* **Your instructions**:
Select each line of the material below that contains the string "Mont" and copy those lines out. Case counts.
>> start Listed entries
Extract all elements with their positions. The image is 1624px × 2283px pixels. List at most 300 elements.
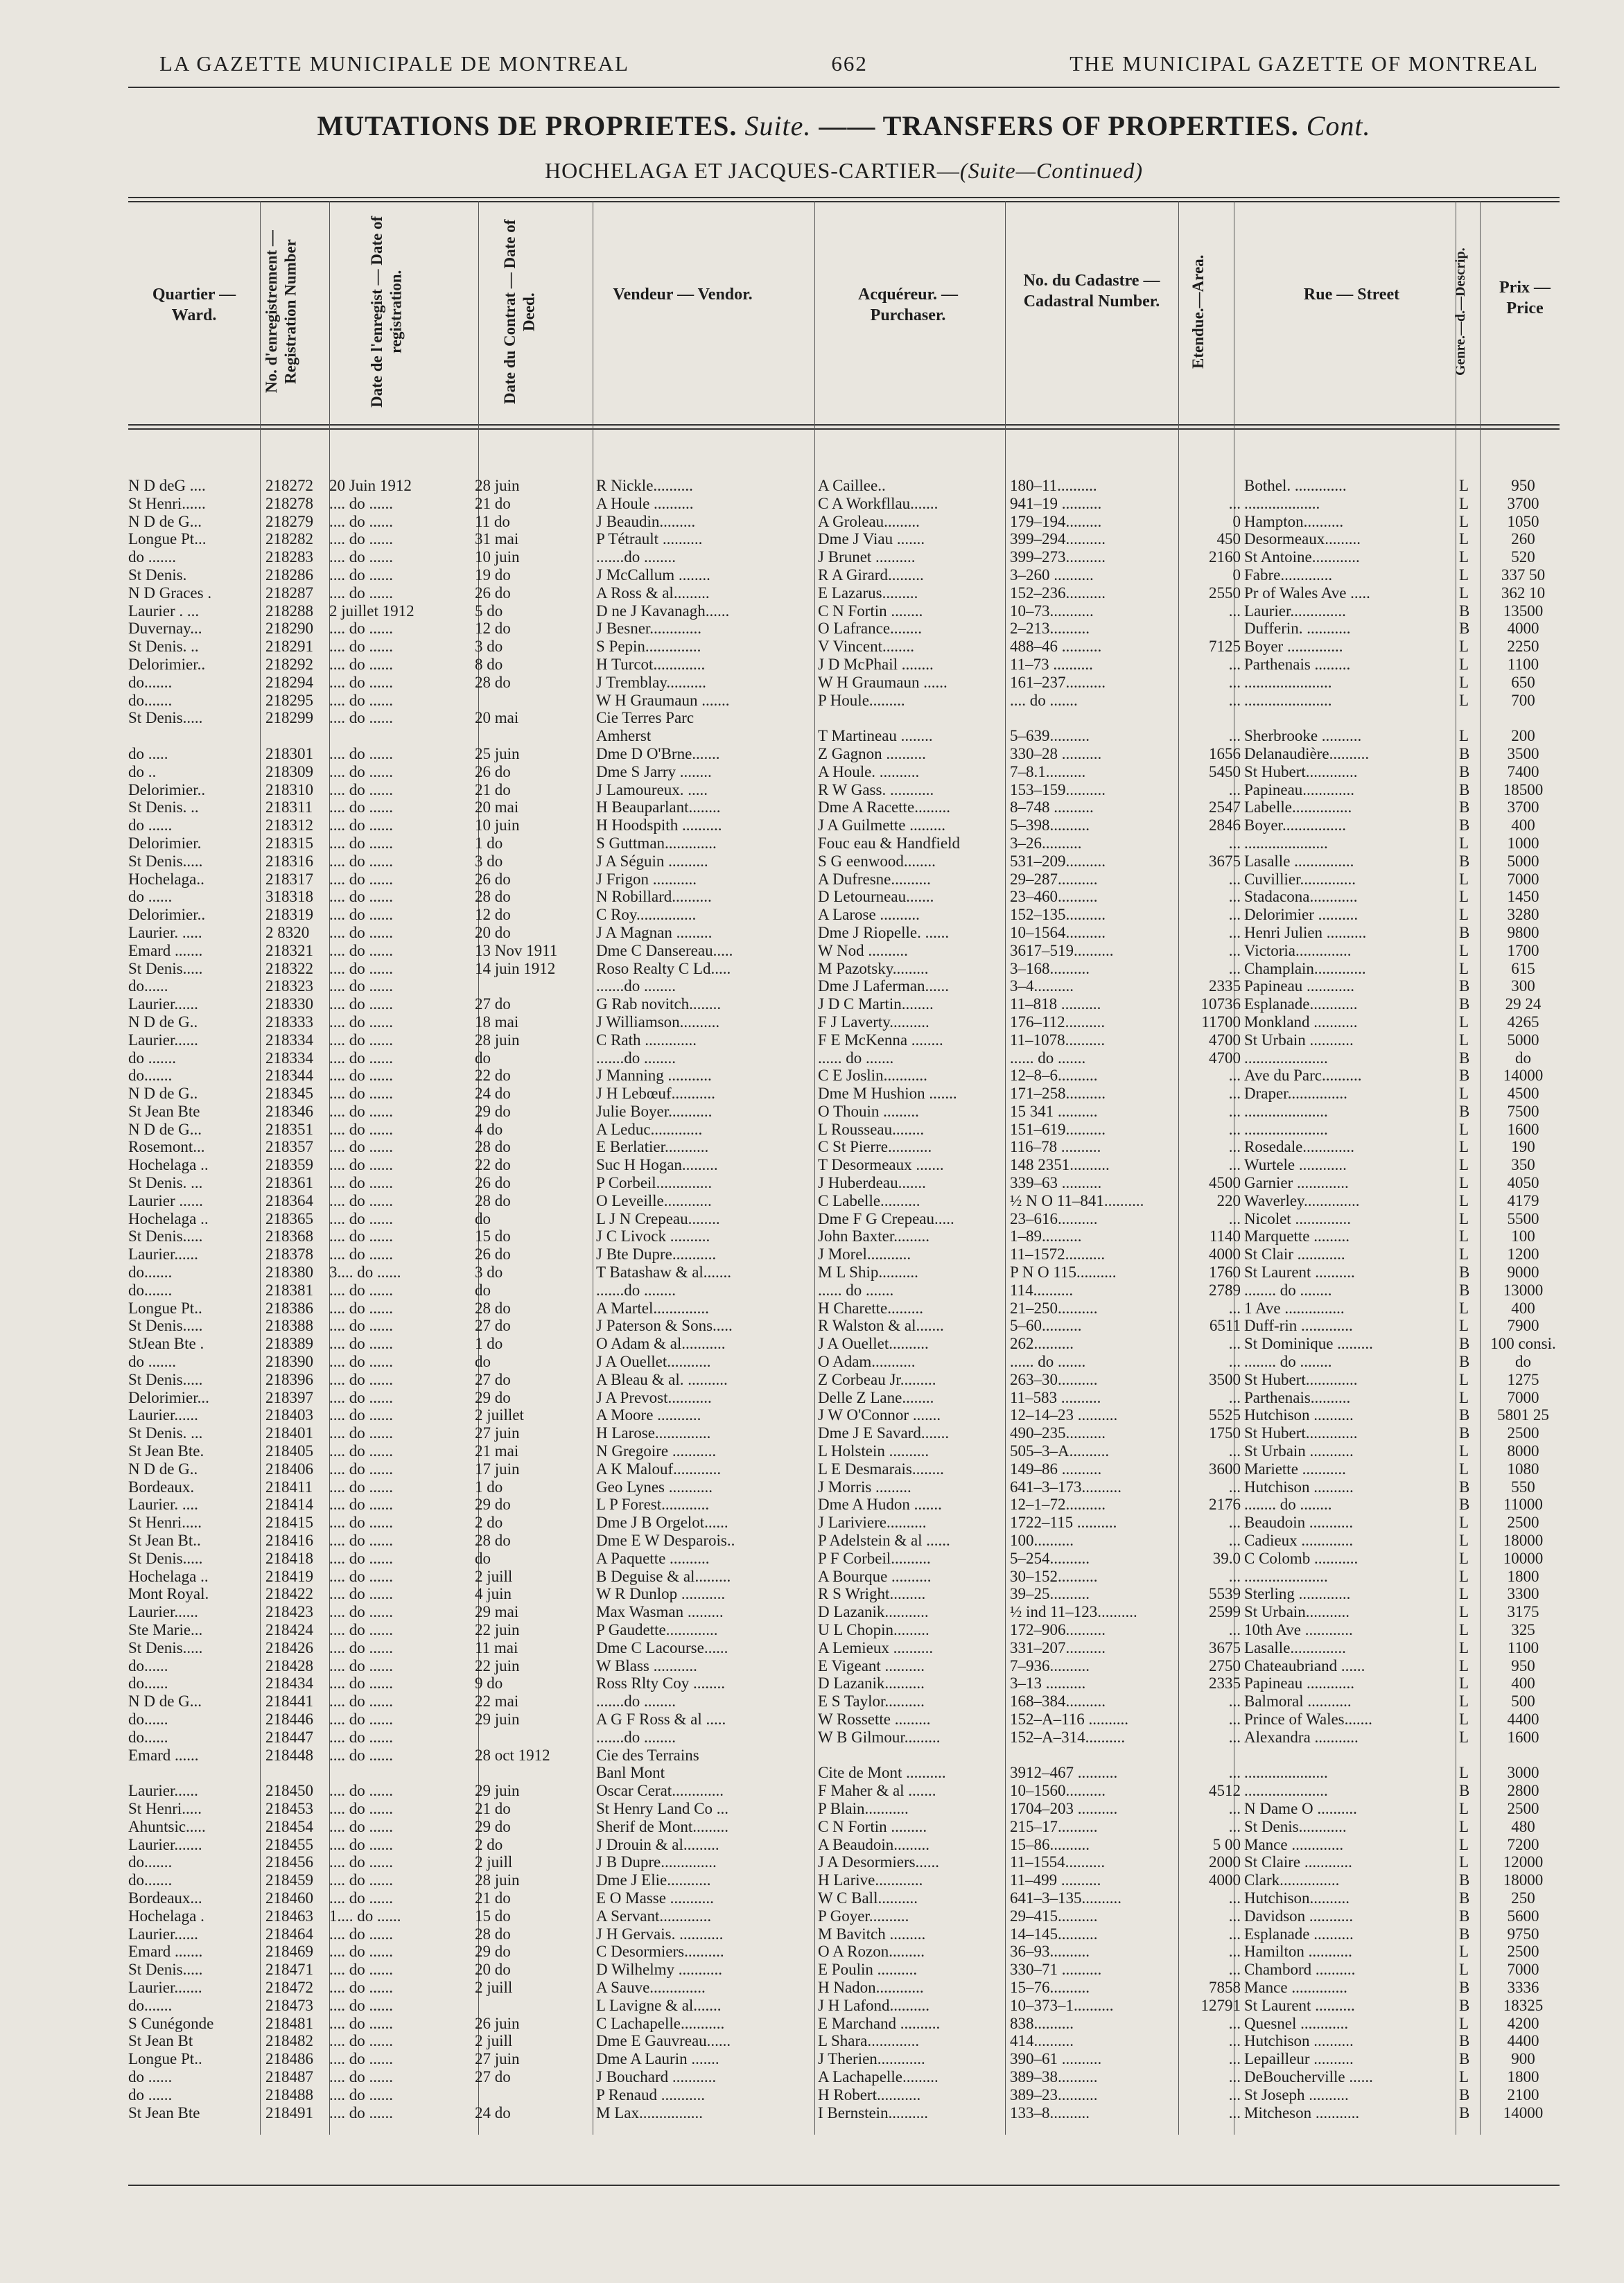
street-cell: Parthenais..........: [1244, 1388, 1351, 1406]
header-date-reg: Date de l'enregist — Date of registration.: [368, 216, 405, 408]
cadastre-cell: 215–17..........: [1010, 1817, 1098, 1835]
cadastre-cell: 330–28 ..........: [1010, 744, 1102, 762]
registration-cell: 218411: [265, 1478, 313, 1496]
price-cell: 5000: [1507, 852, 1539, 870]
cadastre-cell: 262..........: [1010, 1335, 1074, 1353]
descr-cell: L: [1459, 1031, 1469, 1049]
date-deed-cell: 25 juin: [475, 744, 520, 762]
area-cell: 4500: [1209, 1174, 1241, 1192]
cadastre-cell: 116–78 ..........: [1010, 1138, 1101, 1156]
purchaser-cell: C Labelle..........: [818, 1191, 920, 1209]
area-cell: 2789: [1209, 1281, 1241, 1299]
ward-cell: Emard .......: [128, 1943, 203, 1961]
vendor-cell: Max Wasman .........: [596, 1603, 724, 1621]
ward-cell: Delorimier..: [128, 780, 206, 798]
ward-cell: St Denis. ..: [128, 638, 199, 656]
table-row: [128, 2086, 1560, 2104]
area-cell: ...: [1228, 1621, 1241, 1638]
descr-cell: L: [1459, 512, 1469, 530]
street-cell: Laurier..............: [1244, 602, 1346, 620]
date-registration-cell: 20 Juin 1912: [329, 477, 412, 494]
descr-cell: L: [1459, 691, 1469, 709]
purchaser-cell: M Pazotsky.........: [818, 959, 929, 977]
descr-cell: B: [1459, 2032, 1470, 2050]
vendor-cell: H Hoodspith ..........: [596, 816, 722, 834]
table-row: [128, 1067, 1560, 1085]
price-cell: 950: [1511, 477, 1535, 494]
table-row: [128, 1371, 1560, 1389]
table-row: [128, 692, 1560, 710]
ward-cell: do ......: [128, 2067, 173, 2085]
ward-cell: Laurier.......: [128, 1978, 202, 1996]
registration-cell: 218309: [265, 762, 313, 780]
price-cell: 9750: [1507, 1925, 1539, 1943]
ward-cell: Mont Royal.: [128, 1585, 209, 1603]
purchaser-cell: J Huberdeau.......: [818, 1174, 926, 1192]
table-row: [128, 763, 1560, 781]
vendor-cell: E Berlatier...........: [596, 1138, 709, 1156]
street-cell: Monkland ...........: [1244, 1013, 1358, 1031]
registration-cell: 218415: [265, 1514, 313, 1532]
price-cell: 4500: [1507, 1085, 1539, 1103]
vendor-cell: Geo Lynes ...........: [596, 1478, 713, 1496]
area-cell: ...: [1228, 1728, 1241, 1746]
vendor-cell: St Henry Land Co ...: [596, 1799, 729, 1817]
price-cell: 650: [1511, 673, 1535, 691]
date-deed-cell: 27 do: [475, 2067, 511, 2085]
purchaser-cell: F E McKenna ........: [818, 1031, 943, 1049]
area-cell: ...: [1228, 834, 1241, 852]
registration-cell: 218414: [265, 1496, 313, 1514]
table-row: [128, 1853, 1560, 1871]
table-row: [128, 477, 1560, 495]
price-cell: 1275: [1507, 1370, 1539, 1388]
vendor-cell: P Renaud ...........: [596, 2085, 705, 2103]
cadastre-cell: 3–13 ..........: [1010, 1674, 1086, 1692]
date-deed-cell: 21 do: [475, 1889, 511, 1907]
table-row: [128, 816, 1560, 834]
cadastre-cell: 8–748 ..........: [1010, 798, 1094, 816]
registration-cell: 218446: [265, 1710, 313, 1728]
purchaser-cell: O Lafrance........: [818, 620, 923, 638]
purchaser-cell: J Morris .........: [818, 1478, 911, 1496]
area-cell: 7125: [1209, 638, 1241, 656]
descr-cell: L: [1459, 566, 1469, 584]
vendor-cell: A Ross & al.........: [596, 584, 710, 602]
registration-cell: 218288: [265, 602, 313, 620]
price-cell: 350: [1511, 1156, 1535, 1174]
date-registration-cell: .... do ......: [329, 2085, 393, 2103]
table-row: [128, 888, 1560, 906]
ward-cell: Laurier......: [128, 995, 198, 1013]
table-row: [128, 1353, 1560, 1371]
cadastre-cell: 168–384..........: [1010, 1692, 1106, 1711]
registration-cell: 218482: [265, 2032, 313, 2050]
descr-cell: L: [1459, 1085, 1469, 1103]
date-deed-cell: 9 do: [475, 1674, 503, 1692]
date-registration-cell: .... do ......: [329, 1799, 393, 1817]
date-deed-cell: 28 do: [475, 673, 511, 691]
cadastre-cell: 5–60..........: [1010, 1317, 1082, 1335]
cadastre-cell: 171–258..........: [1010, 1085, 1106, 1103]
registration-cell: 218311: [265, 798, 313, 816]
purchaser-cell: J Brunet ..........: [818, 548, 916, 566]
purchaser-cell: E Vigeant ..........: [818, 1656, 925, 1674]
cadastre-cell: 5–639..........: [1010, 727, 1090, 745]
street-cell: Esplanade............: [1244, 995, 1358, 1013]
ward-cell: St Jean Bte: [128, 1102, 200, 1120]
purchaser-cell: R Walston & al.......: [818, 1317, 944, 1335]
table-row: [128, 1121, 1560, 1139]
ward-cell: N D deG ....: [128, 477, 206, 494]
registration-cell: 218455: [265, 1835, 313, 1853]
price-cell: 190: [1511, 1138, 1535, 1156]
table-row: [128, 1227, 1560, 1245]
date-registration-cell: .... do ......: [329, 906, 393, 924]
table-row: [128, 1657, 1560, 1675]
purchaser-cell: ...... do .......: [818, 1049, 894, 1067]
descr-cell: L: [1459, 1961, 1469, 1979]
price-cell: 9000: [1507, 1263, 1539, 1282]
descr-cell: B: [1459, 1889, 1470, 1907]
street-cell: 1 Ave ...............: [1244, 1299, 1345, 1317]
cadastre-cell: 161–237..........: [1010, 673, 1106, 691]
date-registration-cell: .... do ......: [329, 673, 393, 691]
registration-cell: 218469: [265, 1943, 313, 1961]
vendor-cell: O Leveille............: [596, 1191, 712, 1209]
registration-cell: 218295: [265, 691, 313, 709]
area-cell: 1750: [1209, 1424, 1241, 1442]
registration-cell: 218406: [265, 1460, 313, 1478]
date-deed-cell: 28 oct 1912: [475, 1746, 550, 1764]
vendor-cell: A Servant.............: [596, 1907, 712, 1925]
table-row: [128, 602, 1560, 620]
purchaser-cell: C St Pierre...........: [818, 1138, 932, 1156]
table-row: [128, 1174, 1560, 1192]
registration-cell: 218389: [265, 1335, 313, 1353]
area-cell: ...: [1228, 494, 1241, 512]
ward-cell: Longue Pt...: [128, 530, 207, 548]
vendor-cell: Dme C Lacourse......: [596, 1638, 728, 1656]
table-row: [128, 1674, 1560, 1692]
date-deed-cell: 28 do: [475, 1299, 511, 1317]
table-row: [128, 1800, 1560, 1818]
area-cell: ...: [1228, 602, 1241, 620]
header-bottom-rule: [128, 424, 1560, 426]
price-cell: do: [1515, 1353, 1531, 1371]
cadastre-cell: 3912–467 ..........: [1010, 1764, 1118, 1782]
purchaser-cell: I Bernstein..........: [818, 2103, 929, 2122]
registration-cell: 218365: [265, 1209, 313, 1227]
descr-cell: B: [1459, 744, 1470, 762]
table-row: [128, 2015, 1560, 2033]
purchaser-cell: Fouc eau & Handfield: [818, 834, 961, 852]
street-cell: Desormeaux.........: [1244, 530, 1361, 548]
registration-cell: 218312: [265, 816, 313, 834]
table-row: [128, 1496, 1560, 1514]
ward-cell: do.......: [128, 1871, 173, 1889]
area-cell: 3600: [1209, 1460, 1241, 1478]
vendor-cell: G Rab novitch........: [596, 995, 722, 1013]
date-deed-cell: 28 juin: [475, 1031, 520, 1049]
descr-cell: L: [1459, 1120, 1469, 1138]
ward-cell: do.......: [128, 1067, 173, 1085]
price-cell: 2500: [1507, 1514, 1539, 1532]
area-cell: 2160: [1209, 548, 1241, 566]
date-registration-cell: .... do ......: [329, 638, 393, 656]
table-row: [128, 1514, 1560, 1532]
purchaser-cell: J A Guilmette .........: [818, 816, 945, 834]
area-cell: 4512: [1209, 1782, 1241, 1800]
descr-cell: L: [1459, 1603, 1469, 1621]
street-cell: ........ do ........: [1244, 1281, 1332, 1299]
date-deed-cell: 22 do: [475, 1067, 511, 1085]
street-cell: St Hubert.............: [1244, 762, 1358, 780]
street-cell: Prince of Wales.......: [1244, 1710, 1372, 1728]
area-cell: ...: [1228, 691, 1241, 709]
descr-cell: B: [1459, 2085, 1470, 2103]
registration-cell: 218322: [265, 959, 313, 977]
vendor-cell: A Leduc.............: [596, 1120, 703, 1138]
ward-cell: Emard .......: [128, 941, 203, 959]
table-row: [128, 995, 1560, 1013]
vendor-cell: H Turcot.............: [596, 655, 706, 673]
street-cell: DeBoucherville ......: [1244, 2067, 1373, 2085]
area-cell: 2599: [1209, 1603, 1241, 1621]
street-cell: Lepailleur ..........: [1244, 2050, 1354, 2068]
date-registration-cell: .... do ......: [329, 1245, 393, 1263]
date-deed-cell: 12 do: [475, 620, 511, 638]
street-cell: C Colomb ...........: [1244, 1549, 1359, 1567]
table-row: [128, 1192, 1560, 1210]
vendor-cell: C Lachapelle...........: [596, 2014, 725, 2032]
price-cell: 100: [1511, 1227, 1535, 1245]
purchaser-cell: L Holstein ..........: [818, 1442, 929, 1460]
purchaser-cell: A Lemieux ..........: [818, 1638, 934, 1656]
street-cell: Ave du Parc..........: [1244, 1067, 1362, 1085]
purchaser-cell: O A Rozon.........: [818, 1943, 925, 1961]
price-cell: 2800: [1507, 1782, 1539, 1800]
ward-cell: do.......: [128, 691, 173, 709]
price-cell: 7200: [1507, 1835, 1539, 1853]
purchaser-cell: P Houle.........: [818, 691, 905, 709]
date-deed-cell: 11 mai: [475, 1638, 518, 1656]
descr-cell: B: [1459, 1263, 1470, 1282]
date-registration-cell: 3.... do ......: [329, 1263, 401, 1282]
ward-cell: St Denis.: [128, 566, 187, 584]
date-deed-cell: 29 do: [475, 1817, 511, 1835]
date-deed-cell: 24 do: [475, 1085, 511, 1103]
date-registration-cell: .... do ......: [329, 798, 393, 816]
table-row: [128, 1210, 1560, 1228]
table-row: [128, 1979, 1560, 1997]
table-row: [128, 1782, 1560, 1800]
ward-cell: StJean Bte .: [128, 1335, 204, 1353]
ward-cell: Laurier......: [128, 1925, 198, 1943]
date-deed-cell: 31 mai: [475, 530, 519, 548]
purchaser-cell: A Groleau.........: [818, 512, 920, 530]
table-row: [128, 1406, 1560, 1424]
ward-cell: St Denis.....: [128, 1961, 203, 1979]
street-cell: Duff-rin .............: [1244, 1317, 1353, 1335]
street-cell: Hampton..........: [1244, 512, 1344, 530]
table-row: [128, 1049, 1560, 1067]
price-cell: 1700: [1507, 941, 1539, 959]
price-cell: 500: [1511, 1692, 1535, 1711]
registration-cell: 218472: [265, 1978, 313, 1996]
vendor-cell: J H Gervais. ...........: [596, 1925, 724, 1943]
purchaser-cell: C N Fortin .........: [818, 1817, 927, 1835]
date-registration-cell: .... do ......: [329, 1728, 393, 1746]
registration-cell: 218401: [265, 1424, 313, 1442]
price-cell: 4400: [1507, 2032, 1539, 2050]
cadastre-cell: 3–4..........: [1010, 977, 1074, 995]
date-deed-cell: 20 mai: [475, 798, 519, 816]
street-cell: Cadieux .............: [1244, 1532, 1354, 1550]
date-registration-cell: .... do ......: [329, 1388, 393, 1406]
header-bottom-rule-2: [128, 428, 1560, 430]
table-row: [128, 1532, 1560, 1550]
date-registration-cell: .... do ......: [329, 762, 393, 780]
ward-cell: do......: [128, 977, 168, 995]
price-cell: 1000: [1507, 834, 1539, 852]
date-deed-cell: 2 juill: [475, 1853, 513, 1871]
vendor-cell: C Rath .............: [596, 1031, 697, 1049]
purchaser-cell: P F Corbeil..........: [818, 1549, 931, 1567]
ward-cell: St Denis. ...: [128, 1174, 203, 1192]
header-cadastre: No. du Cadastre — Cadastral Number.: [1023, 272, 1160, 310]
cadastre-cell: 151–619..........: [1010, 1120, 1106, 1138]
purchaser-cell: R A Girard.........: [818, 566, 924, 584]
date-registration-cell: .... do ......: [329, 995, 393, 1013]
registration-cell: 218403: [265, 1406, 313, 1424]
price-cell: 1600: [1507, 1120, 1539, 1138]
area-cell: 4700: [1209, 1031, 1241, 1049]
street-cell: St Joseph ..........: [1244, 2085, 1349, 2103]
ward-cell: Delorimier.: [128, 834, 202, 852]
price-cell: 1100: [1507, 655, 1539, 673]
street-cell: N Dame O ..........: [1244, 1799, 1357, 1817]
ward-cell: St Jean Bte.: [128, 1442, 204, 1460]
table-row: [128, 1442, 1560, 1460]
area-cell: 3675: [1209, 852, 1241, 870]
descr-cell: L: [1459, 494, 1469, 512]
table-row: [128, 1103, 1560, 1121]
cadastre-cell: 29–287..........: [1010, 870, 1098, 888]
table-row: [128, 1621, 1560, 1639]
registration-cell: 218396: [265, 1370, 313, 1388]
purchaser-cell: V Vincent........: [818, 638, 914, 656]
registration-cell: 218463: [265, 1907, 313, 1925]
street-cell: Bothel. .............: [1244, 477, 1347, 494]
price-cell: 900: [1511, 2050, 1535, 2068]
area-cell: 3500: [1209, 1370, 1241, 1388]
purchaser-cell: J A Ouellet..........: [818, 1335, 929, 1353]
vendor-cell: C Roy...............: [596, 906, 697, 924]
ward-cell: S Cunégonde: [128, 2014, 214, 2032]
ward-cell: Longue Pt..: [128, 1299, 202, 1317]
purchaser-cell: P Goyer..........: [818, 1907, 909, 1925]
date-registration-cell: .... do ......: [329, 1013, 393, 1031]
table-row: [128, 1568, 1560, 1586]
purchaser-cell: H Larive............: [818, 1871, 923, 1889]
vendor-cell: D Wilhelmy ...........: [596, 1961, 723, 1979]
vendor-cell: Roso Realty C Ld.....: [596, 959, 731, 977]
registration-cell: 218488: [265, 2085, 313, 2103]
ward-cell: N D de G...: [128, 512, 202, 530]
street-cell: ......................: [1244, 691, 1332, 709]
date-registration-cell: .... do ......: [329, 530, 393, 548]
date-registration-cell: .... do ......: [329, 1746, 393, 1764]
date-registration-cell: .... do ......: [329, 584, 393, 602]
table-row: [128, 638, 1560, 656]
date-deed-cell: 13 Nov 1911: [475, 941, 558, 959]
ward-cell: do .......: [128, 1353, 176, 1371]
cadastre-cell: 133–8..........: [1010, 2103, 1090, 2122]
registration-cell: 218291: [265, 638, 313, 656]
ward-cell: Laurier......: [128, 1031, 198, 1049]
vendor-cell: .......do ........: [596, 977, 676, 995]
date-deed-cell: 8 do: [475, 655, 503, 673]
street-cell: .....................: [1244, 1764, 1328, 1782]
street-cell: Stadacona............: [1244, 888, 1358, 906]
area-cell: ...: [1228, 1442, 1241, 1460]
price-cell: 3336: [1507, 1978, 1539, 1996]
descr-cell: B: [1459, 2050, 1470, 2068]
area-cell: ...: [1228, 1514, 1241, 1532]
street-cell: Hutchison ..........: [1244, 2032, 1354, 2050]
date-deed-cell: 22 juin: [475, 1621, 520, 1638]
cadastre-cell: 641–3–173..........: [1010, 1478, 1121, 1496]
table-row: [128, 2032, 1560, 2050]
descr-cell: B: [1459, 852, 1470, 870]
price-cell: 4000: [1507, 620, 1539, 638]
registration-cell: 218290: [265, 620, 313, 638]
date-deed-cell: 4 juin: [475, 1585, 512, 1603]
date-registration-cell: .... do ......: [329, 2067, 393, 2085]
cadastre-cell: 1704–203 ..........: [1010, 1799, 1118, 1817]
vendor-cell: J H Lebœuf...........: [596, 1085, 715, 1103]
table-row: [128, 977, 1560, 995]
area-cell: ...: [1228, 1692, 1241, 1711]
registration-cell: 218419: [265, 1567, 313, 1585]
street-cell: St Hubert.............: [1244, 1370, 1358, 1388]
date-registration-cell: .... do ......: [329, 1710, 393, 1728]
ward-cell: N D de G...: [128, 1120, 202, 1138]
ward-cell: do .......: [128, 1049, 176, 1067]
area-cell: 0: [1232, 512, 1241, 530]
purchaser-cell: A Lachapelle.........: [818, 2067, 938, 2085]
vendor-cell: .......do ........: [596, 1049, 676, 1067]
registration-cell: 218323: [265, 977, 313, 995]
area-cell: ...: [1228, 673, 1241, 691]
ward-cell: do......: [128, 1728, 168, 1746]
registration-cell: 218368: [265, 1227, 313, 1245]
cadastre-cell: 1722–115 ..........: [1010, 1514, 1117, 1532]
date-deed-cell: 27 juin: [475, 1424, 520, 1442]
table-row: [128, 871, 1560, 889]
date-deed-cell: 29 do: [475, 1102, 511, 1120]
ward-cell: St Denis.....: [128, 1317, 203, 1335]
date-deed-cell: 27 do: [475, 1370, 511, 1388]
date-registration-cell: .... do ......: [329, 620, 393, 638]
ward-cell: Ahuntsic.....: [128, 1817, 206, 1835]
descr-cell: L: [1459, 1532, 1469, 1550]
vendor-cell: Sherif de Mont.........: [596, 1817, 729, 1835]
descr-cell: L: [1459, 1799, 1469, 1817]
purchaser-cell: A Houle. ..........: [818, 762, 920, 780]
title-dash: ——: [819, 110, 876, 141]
>> end Listed entries
* **Answer for this exercise**:
ward-cell: Mont Royal.: [128, 1585, 209, 1603]
vendor-cell: Sherif de Mont.........: [596, 1817, 729, 1835]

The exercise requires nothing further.